Now I tell both these stories because they illustrate something of our paradoxical relationship to historical change—and of course to the future, which Cronenberg has always been interested in. I think it’s significant that this film’s title refers not to crimes in the future (as we might think of in something like Minority Report), but crimes of the future. Because a crime of the future much like the art of the future, cannot in any real sense be thought or conceived. As these stories show, its very nature is to escape our present understanding. The paradox, which I paraphrase from Danto, can be put something like this: If it were possible for someone to know what the art of the future would look like, it would be useless knowledge, because no one else could recognize it as such (as in the second story). If other people could recognize it (as in the first story), it would belong to the present, after all.
With this in mind, we can go back and consider Crimes of the Future. Like any good work of speculative fiction, the film may be linked to several real-world phenomena. The pandemic context resonates clearly with the film’s concerns around bureaucratic bio-control as represented by the organ registry; the disappearance of pain puts a literal twist on our so-called “desensitization” to images of violence and suffering; the activities of the dissident group directly confront looming food shortages and recent findings that we ingest micro-plastic on a daily basis. As Crimes goes on, however, we are also made to feel the limits of thinking about its world by analogy to our own. That is, we feel the limitations of reading its future solely in relation to our present.

→ Dataset entries

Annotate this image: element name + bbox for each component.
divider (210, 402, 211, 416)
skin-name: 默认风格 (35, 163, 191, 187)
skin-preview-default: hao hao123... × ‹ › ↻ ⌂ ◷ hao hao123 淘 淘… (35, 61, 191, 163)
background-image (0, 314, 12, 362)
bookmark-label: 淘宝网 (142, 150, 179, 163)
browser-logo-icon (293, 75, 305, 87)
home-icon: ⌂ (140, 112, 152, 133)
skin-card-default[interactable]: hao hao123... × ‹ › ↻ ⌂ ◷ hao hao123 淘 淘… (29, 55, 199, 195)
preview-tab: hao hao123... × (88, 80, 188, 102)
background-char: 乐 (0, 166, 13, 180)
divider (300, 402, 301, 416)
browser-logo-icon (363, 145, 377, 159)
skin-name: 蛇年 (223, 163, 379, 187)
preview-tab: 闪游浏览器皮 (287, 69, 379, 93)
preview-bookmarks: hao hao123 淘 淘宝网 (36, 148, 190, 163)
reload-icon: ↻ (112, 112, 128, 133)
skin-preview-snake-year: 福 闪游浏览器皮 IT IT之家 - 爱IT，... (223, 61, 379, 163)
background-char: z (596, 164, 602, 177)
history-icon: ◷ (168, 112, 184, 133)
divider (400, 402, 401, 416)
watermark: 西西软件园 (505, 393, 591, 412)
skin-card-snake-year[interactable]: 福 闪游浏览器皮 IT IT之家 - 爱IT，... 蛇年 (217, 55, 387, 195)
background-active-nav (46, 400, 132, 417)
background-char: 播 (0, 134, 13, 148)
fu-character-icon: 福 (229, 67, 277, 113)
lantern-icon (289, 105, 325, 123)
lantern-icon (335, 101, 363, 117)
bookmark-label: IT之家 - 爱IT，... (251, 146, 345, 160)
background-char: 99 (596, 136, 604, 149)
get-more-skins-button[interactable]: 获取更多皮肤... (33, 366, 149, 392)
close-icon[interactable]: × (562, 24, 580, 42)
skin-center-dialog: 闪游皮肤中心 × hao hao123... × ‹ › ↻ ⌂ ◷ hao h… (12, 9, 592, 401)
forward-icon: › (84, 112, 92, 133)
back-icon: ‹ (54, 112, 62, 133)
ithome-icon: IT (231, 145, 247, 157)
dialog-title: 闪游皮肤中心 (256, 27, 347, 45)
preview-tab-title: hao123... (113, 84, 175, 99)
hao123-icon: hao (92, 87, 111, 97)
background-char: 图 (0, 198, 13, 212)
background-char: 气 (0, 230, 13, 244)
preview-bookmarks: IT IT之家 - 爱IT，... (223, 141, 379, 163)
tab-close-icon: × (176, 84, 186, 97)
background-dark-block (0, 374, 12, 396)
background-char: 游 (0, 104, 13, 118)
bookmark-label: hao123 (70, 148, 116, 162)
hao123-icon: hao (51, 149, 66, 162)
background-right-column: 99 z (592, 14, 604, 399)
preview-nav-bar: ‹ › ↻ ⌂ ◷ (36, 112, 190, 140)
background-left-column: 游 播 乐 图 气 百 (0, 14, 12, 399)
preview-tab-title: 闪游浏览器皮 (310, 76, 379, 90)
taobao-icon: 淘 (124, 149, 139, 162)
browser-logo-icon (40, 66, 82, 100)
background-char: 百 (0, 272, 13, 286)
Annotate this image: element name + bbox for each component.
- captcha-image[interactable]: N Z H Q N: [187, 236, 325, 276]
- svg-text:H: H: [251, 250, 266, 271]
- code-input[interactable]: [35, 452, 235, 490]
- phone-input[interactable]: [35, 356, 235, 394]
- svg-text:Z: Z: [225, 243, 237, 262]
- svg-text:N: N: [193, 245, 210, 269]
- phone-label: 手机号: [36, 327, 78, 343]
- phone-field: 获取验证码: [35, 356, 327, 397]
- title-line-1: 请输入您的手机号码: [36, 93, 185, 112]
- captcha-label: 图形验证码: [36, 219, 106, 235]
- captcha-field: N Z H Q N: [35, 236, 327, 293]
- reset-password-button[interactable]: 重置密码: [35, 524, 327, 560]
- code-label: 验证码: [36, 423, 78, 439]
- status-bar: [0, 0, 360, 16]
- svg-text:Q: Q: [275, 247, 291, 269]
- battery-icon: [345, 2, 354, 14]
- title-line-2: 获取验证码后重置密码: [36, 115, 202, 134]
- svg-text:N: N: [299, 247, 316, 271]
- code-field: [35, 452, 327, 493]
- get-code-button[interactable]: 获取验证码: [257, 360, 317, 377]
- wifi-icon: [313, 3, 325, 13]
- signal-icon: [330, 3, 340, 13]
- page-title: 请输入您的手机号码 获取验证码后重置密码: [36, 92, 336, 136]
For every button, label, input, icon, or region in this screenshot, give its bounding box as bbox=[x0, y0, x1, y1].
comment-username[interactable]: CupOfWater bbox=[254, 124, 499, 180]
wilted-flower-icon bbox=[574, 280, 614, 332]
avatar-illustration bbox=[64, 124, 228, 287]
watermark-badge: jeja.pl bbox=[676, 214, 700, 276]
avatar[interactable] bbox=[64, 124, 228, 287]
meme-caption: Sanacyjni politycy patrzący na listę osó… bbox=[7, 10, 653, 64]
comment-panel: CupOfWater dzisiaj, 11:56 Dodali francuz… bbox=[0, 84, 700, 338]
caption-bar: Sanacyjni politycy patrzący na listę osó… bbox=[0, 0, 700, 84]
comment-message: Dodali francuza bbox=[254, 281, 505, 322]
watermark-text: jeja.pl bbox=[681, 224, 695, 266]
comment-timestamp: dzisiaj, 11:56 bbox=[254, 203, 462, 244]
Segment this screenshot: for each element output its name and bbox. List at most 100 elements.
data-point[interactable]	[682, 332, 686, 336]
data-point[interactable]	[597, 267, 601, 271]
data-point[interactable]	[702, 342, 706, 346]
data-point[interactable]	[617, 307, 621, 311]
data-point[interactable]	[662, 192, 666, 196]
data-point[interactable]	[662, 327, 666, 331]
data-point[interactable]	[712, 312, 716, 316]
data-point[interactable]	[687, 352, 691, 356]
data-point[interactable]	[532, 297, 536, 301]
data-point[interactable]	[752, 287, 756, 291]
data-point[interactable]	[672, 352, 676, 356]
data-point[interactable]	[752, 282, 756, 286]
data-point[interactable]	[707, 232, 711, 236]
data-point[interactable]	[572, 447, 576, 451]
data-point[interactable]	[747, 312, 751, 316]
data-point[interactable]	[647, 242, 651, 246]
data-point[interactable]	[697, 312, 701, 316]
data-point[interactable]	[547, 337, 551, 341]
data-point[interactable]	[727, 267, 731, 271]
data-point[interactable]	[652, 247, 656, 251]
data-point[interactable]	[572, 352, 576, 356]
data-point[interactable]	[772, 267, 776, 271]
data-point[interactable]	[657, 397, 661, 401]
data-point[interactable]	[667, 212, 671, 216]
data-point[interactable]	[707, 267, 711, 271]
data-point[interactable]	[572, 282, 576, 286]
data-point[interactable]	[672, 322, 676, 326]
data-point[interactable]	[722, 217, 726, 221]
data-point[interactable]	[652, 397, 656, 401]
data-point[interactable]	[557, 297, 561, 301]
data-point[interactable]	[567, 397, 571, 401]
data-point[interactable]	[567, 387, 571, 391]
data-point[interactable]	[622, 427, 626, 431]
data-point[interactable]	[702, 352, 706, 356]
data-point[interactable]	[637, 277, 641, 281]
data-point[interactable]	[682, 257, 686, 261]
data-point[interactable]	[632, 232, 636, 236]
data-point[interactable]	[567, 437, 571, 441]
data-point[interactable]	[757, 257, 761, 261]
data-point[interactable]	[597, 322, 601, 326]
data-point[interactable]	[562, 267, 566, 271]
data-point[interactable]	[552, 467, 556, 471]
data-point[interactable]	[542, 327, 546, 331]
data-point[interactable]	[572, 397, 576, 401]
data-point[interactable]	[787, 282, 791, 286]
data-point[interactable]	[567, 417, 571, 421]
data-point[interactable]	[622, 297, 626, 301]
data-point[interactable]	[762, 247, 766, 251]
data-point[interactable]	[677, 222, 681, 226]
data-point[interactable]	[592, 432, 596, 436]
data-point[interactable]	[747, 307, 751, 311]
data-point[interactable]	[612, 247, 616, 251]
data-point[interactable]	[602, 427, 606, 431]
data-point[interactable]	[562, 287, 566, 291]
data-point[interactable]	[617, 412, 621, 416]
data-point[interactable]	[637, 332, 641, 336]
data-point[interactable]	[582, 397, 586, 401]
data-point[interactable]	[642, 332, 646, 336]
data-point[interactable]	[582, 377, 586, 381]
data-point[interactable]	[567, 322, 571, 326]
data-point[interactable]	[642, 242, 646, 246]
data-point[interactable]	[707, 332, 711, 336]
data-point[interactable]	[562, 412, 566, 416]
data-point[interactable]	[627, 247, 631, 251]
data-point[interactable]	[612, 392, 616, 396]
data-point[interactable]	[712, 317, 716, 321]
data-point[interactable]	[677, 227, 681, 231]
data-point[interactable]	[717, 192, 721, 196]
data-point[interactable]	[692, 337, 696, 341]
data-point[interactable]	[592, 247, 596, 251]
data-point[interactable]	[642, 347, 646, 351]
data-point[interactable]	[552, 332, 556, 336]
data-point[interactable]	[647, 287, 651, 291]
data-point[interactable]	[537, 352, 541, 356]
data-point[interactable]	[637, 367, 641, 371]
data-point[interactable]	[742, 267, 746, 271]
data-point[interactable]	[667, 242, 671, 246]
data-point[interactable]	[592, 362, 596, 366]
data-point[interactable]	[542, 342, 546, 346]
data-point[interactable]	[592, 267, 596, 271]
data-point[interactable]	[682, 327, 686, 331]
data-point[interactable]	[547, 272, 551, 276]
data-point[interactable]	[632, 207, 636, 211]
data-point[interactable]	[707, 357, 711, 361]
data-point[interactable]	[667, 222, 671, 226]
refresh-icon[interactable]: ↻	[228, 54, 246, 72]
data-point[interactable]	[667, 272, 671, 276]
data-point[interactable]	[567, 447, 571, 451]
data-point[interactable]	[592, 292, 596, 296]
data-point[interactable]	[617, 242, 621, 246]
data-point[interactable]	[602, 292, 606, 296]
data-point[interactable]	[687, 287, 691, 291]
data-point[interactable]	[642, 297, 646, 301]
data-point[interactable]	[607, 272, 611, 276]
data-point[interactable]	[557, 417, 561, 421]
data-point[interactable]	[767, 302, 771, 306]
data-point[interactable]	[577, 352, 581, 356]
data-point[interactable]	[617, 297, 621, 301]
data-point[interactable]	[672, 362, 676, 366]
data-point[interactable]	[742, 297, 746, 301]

→ Required work
(1) For the passage about Crimes of the Future, decide whether each statement agrees with it, answering yes or no and quoting the words that settle it. (a) The film's title refers to crimes in the future rather than crimes of the future. (b) The disappearance of pain in the film is tied to our so-called desensitization to images of violence and suffering. (c) The paradox about the art of the future is paraphrased from Cronenberg.
(2) Write what comes next in the passage about Crimes of the Future, starting after its last sentence.

→ Outputs by task
(1)
(a) No: "this film’s title refers not to crimes in the future (as we might think of in something like Minority Report), but crimes of the future."
(b) Yes: "the disappearance of pain puts a literal twist on our so-called “desensitization” to images of violence and suffering"
(c) No: "The paradox, which I paraphrase from Danto, can be put something like this"

(2)
When we consider how sweeping historical changes arise, we might have a somewhat caricatured view. We might think of a few people floating around with great ideas in their heads just waiting to be realized. But the two stories I’ve told should give us a different idea of what it means to relate to the future. Again: If it were possible for someone to know what the future would look like, it would be useless knowledge, because no one else could recognize it as such. If other people could recognize it, it would belong to the present. The tension that Crimes embodies so fully is that, try as we might, we cannot think the future. Historical narratives are only articulable—only thinkable—in retrospect. Which should give us a deeper sense of how historical change arises. Philosophers of history have long observed that genuinely epochal changes—those shifts that transform what we think of as possible in any given age—do not happen incrementally or progressively but all at once, even as those living through them may have only a dim feeling that anything profound is happening. And what is remarkable about Crimes of the Future is that it gives us this picture of historical change. For the majority of its runtime, the film maintains this hypnotic, almost glacial flow, where many things happen, but we are never quite sure of their significance—that is, until that astounding final image gives us a sense of total transformation, pointing to a future populated by forms we cannot, from our present vantage point, even begin to imagine.